TASK STATEMENT: Return, from the listing below, every line that includes "Mechanical".

EXERCISE INPUT:
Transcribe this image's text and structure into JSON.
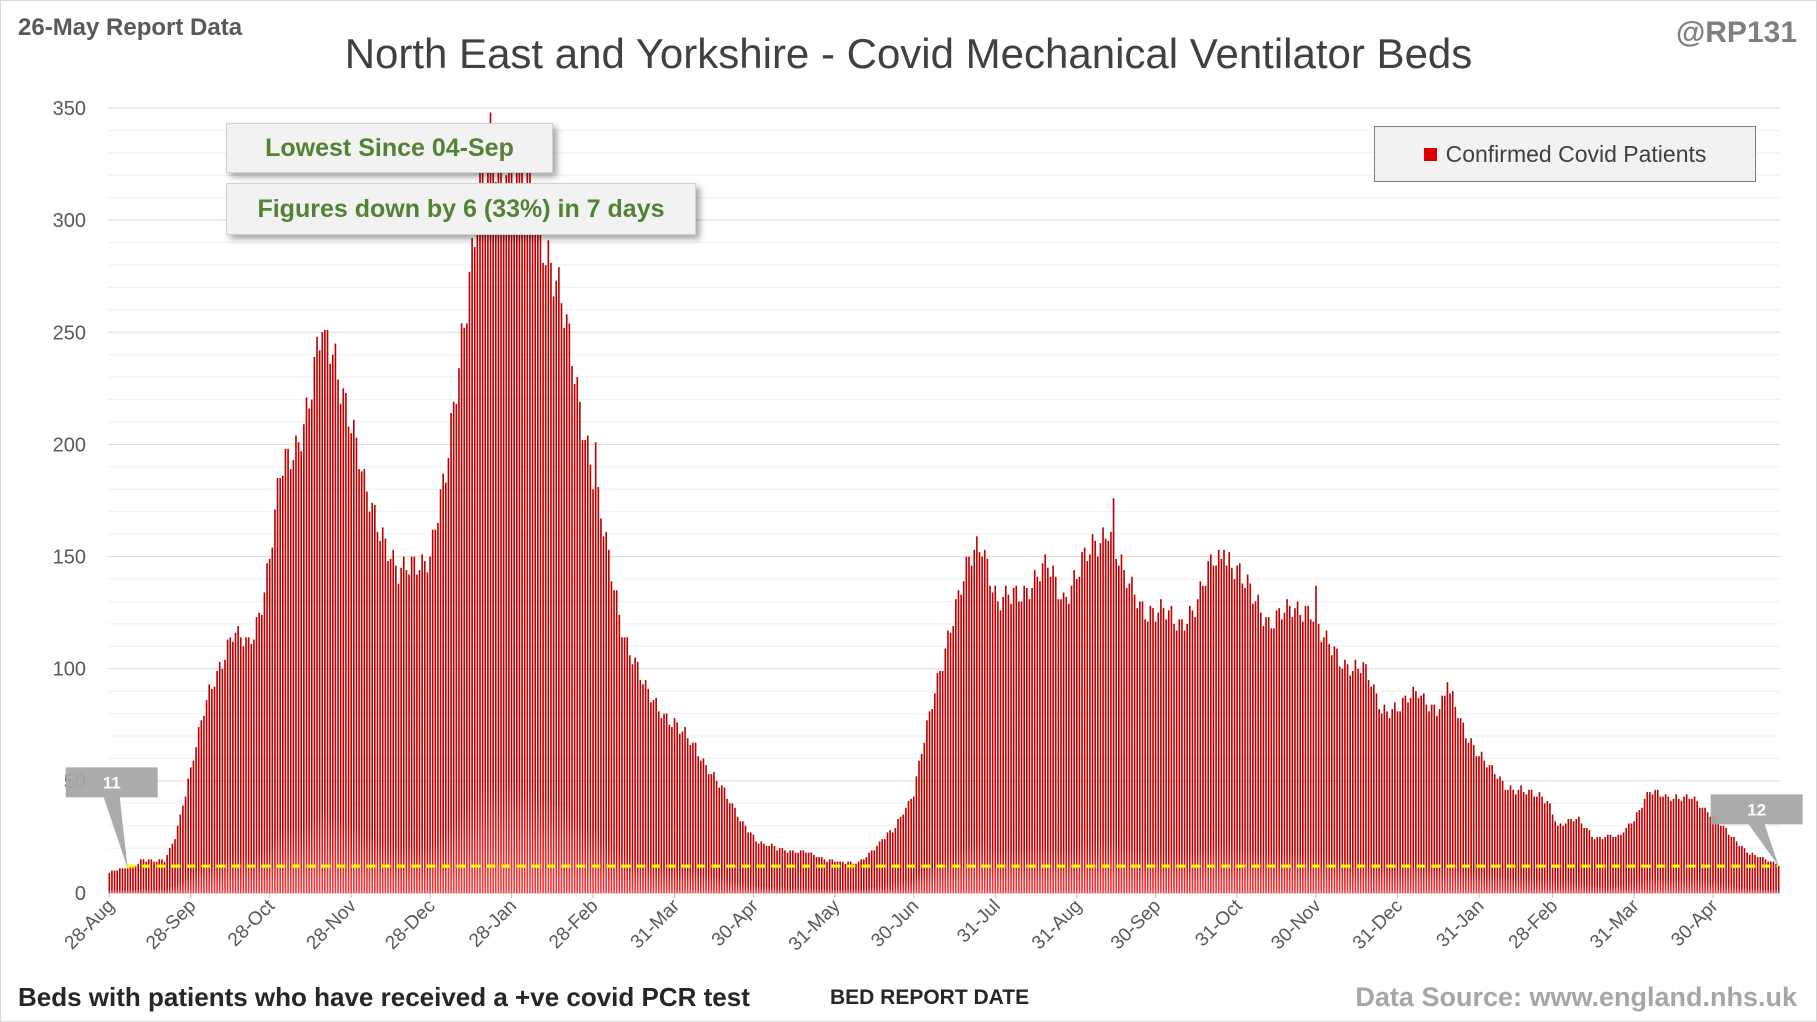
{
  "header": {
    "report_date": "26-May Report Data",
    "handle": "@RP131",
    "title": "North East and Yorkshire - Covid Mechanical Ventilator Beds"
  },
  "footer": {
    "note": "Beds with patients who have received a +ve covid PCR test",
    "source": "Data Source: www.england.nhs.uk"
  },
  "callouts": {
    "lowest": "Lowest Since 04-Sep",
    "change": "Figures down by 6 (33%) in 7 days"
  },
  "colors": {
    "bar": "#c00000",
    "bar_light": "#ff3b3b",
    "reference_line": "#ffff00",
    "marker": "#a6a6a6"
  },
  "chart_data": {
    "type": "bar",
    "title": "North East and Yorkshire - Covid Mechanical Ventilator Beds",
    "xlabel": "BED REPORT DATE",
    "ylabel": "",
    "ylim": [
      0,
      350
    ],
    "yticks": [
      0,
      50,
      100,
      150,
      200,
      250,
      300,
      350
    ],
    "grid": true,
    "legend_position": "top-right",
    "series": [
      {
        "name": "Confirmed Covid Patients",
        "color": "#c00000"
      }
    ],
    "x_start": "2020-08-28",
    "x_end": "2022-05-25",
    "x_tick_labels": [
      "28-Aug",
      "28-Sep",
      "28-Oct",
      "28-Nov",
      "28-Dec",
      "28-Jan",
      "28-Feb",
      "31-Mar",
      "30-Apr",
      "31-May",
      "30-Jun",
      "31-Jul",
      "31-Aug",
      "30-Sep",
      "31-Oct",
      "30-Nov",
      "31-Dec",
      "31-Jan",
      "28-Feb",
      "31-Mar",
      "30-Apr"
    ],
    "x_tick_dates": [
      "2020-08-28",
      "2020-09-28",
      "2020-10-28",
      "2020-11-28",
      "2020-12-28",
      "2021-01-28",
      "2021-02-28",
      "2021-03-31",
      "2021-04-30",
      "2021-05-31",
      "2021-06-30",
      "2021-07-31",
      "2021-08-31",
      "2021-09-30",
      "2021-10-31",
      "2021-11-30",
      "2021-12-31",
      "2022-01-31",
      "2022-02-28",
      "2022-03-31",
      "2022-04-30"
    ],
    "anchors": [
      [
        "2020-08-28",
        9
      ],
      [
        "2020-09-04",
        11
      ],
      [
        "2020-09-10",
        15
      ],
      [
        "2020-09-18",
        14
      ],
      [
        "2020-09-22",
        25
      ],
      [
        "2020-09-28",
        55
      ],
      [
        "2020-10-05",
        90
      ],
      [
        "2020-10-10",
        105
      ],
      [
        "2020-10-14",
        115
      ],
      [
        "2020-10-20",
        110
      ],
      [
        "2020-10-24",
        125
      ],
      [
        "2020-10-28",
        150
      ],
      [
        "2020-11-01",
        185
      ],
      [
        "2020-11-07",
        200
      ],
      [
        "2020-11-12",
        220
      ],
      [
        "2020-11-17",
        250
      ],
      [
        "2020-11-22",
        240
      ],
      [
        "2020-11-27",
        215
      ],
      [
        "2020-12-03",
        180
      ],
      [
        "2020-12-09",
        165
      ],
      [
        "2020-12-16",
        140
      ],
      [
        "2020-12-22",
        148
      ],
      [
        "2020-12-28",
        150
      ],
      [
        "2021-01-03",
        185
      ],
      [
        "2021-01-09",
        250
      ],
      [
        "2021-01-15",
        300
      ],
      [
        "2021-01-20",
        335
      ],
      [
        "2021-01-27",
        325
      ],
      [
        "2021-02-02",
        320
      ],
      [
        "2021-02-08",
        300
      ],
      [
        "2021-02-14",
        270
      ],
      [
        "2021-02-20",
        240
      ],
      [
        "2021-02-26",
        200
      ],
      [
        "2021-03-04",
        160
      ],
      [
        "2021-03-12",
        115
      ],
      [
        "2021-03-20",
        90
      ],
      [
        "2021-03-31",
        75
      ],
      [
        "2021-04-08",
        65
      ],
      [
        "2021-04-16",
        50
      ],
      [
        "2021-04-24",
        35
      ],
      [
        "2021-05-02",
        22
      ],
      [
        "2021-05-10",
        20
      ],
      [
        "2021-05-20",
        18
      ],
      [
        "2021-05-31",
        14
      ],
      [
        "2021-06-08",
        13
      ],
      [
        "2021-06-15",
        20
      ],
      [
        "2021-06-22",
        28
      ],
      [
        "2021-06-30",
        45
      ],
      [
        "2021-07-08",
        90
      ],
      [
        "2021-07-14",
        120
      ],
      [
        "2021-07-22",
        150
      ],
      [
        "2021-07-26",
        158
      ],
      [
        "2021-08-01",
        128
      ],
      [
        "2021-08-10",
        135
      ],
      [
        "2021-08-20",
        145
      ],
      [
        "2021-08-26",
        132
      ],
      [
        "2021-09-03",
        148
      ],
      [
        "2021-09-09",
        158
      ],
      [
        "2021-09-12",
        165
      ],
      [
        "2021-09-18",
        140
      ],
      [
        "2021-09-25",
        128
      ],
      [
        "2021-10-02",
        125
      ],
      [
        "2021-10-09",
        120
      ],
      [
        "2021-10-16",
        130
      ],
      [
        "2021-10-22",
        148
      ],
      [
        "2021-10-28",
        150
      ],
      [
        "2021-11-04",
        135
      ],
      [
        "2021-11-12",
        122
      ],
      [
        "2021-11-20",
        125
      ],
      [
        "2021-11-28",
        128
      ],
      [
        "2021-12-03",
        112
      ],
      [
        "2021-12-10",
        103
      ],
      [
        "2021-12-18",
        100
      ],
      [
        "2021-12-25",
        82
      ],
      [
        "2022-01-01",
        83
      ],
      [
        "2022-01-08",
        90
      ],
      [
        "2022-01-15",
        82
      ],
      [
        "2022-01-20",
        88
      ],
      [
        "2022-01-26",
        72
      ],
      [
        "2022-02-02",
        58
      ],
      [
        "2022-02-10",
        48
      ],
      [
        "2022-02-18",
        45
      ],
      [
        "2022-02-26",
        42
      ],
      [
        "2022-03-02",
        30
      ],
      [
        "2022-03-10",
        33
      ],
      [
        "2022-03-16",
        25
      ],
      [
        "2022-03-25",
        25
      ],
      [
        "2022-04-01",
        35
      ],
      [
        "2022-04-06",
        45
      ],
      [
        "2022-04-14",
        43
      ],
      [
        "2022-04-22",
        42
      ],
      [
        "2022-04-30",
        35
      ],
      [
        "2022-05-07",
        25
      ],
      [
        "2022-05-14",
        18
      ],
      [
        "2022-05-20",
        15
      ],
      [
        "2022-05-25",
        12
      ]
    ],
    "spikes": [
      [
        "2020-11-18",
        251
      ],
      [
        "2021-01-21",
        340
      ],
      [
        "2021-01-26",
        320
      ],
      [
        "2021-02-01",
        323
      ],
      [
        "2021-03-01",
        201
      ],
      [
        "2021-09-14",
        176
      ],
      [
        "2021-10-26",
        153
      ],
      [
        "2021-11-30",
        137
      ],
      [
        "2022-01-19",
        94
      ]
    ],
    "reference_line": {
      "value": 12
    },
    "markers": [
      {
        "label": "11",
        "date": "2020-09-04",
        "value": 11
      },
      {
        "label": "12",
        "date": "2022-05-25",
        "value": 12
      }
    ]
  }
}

EXERCISE SOLUTION:
    "title": "North East and Yorkshire - Covid Mechanical Ventilator Beds"
    "title": "North East and Yorkshire - Covid Mechanical Ventilator Beds",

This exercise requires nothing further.